• Material provided:
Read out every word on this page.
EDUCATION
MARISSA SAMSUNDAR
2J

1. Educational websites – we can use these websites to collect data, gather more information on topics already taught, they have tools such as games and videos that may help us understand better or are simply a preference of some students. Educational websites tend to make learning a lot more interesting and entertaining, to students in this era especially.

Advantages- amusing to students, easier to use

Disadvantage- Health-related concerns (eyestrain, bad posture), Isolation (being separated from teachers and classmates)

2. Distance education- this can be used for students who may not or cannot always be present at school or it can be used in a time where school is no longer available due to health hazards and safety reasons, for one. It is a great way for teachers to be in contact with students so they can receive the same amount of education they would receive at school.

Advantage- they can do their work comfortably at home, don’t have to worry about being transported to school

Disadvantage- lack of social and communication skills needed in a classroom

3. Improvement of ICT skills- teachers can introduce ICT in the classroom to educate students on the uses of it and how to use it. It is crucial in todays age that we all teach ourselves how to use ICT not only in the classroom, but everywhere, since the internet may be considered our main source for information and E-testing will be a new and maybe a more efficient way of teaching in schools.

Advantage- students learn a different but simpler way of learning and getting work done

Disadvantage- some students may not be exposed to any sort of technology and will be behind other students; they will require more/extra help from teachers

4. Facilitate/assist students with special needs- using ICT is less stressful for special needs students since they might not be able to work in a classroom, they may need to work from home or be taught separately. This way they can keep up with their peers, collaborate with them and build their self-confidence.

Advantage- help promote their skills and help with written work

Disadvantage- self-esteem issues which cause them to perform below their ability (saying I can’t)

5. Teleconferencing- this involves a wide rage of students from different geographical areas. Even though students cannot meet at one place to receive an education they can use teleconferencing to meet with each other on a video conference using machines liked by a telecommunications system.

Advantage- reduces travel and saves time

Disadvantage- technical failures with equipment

...

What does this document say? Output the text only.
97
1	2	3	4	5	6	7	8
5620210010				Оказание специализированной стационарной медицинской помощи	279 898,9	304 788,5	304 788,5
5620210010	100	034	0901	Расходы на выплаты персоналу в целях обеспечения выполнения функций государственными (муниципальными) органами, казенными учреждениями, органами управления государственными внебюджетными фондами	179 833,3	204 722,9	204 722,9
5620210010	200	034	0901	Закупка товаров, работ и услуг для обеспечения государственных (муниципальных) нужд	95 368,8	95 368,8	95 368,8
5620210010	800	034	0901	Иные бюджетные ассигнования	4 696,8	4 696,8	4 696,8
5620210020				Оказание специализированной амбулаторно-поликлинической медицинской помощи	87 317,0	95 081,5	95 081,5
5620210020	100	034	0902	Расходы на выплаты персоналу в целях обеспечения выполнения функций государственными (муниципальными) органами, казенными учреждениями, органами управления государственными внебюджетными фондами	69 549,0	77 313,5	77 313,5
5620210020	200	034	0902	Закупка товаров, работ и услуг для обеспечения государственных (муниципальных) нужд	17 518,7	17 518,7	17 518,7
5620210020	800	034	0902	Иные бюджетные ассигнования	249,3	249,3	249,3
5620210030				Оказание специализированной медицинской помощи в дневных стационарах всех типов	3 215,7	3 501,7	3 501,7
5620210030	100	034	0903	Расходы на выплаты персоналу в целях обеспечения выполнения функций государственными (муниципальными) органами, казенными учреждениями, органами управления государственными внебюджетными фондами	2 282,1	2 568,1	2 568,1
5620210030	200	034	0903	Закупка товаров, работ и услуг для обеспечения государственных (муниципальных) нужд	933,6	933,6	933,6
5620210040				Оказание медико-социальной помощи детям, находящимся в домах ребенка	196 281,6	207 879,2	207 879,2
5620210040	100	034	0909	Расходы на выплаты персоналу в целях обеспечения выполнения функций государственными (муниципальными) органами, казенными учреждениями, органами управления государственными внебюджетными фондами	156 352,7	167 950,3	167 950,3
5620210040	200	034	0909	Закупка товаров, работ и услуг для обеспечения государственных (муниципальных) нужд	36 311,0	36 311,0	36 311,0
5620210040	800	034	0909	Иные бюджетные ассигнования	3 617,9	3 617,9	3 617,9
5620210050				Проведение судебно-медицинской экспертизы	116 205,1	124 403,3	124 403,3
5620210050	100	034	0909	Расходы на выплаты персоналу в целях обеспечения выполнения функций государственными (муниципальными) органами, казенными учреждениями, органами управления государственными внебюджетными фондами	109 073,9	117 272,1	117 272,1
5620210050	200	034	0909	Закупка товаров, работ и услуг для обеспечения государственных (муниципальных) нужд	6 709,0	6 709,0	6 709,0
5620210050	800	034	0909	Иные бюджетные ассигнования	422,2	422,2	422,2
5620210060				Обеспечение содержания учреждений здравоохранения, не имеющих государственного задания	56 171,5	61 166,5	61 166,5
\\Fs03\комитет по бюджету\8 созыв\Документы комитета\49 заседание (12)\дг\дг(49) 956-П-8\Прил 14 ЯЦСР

• What to produce: From the entries above, copy every line containing the word "товаров".

• Result for this exercise:
5620210010	200	034	0901	Закупка товаров, работ и услуг для обеспечения государственных (муниципальных) нужд	95 368,8	95 368,8	95 368,8
5620210020	200	034	0902	Закупка товаров, работ и услуг для обеспечения государственных (муниципальных) нужд	17 518,7	17 518,7	17 518,7
5620210030	200	034	0903	Закупка товаров, работ и услуг для обеспечения государственных (муниципальных) нужд	933,6	933,6	933,6
5620210040	200	034	0909	Закупка товаров, работ и услуг для обеспечения государственных (муниципальных) нужд	36 311,0	36 311,0	36 311,0
5620210050	200	034	0909	Закупка товаров, работ и услуг для обеспечения государственных (муниципальных) нужд	6 709,0	6 709,0	6 709,0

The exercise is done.